Count the lines below that contain the word "this", and reply with that number alone.

★ ★ ★ ★ ★

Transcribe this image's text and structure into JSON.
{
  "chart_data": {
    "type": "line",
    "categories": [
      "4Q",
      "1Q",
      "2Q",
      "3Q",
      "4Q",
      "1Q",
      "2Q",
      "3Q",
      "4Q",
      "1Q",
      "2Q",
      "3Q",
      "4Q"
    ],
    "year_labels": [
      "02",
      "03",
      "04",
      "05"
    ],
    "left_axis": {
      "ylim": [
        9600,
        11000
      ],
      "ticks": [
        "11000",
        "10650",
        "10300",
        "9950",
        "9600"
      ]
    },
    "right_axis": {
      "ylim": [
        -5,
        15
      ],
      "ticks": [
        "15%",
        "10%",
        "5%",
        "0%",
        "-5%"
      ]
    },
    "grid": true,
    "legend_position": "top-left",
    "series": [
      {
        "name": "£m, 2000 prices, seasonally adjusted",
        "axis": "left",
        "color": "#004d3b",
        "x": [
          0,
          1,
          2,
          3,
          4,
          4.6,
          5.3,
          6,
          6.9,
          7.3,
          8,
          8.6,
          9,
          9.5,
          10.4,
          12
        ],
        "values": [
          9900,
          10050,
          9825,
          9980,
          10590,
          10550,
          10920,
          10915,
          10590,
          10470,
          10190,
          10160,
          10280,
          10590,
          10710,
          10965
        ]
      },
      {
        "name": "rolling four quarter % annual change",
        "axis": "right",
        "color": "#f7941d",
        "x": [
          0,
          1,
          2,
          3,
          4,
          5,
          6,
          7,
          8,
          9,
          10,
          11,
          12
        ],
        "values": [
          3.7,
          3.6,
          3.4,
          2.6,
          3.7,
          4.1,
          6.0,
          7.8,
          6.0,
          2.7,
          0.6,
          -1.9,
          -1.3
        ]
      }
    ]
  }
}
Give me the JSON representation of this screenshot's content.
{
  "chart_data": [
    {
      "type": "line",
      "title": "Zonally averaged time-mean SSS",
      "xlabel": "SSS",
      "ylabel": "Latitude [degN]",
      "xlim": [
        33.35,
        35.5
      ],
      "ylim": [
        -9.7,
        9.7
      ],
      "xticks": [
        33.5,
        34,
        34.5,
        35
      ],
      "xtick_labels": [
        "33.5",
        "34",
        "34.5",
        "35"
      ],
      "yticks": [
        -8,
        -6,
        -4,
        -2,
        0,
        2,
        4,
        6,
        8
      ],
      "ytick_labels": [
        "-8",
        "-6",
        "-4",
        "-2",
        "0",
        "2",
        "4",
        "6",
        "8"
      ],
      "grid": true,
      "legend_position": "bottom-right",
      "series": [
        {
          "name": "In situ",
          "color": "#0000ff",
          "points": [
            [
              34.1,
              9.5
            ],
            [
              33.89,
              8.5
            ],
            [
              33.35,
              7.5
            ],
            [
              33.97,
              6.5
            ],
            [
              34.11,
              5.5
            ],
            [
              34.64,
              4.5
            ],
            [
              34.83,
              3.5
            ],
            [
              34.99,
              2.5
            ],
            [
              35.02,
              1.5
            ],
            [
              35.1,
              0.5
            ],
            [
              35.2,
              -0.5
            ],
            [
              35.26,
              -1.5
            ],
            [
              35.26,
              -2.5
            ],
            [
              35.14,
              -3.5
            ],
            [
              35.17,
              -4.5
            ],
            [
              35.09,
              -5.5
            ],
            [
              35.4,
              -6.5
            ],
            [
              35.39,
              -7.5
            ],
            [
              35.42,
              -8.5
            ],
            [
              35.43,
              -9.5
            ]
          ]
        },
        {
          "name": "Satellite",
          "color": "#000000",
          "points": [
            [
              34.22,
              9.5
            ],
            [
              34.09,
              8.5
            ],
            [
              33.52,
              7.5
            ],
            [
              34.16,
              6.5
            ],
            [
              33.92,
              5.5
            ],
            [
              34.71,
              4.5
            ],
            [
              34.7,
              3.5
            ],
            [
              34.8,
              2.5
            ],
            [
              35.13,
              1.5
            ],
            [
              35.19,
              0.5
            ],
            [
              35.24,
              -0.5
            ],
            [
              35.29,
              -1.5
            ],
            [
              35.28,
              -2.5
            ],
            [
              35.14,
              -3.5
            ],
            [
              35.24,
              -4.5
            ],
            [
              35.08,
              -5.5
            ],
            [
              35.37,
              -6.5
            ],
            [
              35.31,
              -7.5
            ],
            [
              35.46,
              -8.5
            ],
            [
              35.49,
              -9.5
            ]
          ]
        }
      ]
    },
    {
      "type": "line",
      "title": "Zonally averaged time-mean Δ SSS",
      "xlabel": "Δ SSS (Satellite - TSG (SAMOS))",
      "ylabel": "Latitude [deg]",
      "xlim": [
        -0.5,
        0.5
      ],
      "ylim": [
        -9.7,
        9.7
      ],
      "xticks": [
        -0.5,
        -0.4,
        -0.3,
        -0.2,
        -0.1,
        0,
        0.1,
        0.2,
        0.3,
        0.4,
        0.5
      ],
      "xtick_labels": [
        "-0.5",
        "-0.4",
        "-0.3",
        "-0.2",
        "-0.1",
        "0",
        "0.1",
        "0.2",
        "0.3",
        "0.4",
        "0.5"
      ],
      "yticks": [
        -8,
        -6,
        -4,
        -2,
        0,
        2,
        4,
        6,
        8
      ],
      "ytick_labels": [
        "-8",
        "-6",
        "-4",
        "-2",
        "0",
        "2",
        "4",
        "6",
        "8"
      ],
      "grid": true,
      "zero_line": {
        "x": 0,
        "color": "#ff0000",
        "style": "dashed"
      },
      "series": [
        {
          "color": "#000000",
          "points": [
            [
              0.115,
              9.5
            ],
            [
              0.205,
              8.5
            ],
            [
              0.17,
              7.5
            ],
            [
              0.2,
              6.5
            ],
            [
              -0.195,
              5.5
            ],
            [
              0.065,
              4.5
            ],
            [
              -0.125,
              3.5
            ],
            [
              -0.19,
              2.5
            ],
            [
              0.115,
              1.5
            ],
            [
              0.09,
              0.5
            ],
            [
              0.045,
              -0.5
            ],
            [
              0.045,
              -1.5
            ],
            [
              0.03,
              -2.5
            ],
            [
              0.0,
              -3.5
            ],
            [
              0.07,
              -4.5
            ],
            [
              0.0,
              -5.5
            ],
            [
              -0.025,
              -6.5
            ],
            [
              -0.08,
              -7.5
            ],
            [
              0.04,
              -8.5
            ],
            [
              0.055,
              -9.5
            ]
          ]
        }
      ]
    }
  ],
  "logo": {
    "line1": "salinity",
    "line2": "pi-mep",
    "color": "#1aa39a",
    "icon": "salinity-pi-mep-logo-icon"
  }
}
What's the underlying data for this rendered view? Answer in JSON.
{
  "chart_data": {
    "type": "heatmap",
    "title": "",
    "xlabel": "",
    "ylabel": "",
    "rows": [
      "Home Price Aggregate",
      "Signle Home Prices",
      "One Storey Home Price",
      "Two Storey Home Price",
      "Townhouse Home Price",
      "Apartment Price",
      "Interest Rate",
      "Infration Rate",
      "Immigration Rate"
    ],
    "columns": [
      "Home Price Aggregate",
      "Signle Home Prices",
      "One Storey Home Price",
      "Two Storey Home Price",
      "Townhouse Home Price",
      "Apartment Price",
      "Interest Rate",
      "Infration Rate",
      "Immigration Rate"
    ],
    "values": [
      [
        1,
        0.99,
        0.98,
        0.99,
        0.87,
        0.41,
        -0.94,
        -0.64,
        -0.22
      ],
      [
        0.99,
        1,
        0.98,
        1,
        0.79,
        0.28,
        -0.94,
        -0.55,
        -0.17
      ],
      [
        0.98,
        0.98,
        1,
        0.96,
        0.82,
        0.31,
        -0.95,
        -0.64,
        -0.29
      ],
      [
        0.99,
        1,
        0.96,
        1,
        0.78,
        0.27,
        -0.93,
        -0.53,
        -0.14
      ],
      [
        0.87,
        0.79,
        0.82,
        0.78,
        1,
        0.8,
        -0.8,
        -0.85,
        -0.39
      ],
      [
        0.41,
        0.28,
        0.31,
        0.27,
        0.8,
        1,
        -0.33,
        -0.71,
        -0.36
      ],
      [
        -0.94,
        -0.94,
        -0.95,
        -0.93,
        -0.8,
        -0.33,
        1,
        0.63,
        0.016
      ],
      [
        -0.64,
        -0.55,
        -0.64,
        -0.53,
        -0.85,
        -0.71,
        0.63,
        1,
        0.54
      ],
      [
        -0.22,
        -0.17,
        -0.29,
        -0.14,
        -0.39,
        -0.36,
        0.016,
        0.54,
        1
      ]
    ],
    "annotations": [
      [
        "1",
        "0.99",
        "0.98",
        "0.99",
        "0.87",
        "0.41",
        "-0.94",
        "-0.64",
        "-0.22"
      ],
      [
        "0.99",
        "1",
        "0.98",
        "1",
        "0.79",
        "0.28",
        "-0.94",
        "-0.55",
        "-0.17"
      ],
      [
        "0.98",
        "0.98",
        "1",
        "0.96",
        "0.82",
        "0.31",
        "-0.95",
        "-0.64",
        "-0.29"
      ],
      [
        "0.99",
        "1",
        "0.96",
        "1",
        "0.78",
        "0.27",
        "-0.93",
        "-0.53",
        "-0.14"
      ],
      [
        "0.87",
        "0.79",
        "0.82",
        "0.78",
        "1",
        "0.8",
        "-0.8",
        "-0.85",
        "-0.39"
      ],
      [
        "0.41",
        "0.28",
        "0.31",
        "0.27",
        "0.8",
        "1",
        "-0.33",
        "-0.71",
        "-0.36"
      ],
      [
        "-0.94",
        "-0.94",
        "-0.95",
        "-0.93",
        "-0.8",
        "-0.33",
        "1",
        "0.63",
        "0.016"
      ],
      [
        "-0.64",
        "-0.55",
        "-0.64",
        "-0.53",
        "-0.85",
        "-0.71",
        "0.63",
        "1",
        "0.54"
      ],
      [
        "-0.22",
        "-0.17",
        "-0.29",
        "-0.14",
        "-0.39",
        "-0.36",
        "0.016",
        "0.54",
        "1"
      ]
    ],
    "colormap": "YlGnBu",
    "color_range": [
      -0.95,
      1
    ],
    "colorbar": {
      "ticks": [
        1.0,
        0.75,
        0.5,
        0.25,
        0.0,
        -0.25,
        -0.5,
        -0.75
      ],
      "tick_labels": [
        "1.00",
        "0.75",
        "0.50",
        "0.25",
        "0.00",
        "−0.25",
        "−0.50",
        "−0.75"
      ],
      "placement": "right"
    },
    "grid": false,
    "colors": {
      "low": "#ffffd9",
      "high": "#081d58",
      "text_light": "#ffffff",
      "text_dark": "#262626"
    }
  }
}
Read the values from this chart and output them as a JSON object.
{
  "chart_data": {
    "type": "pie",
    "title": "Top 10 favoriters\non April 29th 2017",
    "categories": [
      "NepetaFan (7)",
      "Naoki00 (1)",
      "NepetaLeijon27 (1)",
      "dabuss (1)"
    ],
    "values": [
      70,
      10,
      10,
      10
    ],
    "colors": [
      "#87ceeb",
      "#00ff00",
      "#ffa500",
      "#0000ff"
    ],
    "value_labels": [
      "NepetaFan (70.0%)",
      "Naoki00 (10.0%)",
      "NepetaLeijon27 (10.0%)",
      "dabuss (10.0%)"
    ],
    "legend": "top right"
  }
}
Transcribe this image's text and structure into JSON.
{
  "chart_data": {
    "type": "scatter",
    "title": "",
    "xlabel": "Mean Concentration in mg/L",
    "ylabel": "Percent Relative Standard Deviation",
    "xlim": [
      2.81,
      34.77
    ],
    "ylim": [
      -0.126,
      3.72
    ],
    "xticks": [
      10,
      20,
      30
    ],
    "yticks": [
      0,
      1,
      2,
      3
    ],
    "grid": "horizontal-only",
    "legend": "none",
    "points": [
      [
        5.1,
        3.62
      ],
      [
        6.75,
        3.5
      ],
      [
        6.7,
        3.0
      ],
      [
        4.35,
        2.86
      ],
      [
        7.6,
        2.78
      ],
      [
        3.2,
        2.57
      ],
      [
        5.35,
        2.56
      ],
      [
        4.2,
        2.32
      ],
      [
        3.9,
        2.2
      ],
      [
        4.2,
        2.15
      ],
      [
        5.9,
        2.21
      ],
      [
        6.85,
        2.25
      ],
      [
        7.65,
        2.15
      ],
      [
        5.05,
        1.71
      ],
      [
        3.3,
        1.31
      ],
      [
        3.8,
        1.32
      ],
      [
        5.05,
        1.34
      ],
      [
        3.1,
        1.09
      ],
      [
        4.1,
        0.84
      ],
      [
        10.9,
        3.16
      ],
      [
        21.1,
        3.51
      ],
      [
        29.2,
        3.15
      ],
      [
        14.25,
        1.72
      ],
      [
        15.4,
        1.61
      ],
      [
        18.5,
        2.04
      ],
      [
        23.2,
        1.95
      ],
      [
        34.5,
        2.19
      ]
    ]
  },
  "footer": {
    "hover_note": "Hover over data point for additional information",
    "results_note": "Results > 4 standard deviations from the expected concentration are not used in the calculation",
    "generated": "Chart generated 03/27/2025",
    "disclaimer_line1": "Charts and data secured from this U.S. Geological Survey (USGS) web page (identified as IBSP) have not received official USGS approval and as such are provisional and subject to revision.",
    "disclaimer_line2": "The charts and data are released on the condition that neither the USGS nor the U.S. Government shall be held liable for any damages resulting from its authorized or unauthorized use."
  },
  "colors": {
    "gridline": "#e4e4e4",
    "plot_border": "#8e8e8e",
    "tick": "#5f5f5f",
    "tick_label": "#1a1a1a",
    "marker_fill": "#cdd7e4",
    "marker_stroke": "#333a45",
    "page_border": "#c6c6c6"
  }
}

★ ★ ★ ★ ★

COMPLETED EXERCISE: 6